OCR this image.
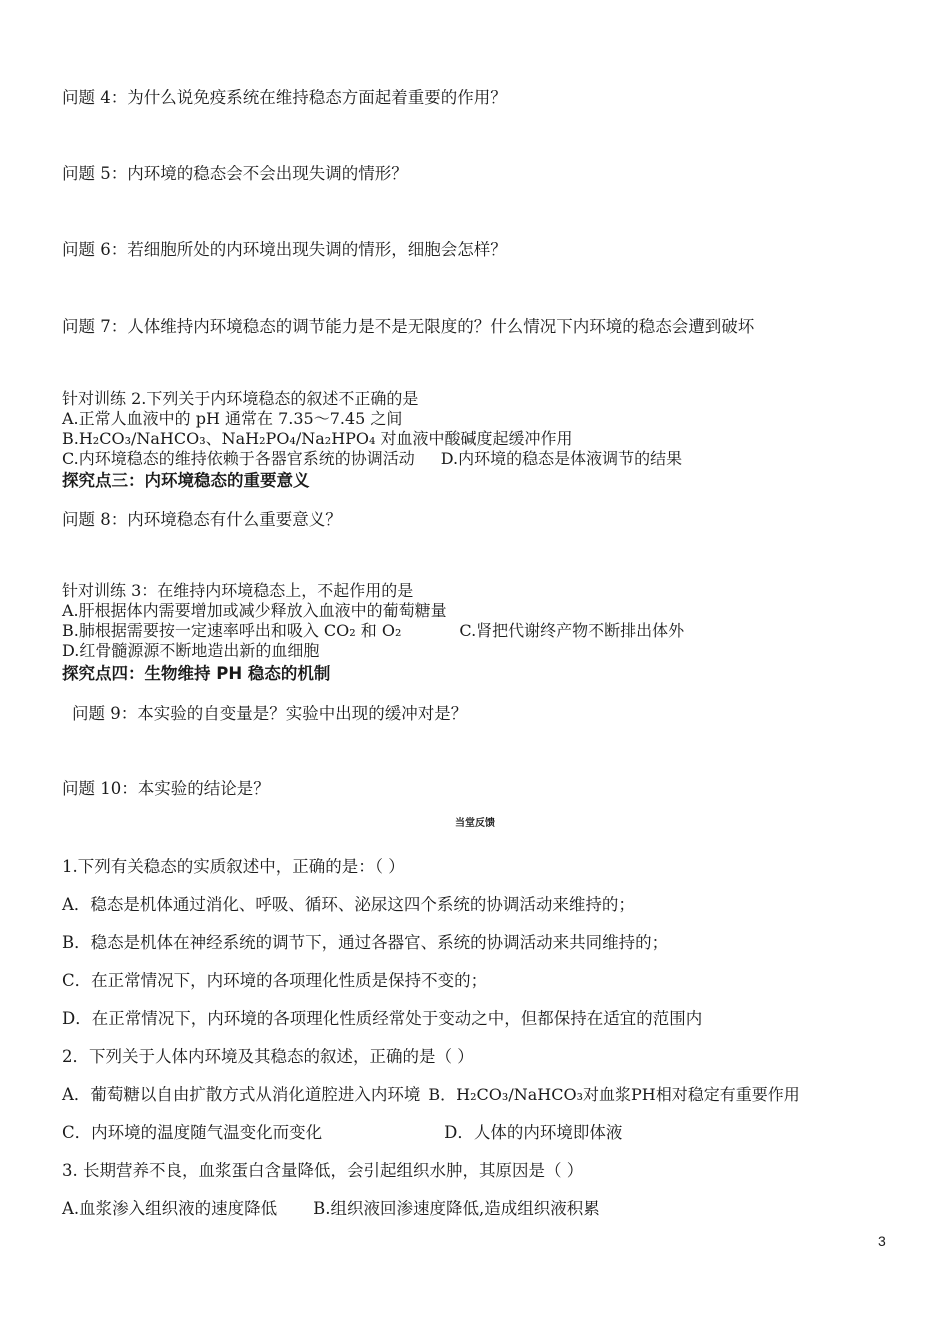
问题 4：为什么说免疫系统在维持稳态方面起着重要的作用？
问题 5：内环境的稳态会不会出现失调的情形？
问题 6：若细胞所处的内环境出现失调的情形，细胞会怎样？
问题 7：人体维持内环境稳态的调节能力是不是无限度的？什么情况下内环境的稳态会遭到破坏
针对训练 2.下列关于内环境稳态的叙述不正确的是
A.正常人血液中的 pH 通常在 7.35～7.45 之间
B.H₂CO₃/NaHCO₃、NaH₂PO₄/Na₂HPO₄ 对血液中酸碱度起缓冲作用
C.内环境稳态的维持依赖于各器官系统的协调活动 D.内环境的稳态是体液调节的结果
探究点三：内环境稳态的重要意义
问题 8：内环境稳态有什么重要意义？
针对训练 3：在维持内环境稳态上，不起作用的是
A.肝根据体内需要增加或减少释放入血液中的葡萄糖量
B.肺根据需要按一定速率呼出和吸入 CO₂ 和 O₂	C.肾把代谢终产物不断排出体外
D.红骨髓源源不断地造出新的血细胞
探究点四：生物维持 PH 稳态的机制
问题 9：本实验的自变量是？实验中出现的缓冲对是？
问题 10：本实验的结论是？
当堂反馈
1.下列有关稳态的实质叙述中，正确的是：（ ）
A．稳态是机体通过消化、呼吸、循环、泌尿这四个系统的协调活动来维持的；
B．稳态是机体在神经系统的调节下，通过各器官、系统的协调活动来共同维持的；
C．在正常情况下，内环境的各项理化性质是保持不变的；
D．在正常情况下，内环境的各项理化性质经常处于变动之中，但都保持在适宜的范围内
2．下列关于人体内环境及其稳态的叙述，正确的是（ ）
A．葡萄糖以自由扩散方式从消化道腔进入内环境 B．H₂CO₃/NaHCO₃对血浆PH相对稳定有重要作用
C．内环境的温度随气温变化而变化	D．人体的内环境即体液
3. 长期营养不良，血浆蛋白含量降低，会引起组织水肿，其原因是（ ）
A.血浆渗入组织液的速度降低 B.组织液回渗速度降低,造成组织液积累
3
________________________
Except for the pictures, copy the material above exactly.

**RESPONSE BELOW:**
OCR this image.
问题 4：为什么说免疫系统在维持稳态方面起着重要的作用？
问题 5：内环境的稳态会不会出现失调的情形？
问题 6：若细胞所处的内环境出现失调的情形，细胞会怎样？
问题 7：人体维持内环境稳态的调节能力是不是无限度的？什么情况下内环境的稳态会遭到破坏
针对训练 2.下列关于内环境稳态的叙述不正确的是
A.正常人血液中的 pH 通常在 7.35～7.45 之间
B.H₂CO₃/NaHCO₃、NaH₂PO₄/Na₂HPO₄ 对血液中酸碱度起缓冲作用
C.内环境稳态的维持依赖于各器官系统的协调活动 D.内环境的稳态是体液调节的结果
探究点三：内环境稳态的重要意义
问题 8：内环境稳态有什么重要意义？
针对训练 3：在维持内环境稳态上，不起作用的是
A.肝根据体内需要增加或减少释放入血液中的葡萄糖量
B.肺根据需要按一定速率呼出和吸入 CO₂ 和 O₂	C.肾把代谢终产物不断排出体外
D.红骨髓源源不断地造出新的血细胞
探究点四：生物维持 PH 稳态的机制
问题 9：本实验的自变量是？实验中出现的缓冲对是？
问题 10：本实验的结论是？
当堂反馈
1.下列有关稳态的实质叙述中，正确的是：（ ）
A．稳态是机体通过消化、呼吸、循环、泌尿这四个系统的协调活动来维持的；
B．稳态是机体在神经系统的调节下，通过各器官、系统的协调活动来共同维持的；
C．在正常情况下，内环境的各项理化性质是保持不变的；
D．在正常情况下，内环境的各项理化性质经常处于变动之中，但都保持在适宜的范围内
2．下列关于人体内环境及其稳态的叙述，正确的是（ ）
A．葡萄糖以自由扩散方式从消化道腔进入内环境 B．H₂CO₃/NaHCO₃对血浆PH相对稳定有重要作用
C．内环境的温度随气温变化而变化	D．人体的内环境即体液
3. 长期营养不良，血浆蛋白含量降低，会引起组织水肿，其原因是（ ）
A.血浆渗入组织液的速度降低 B.组织液回渗速度降低,造成组织液积累
3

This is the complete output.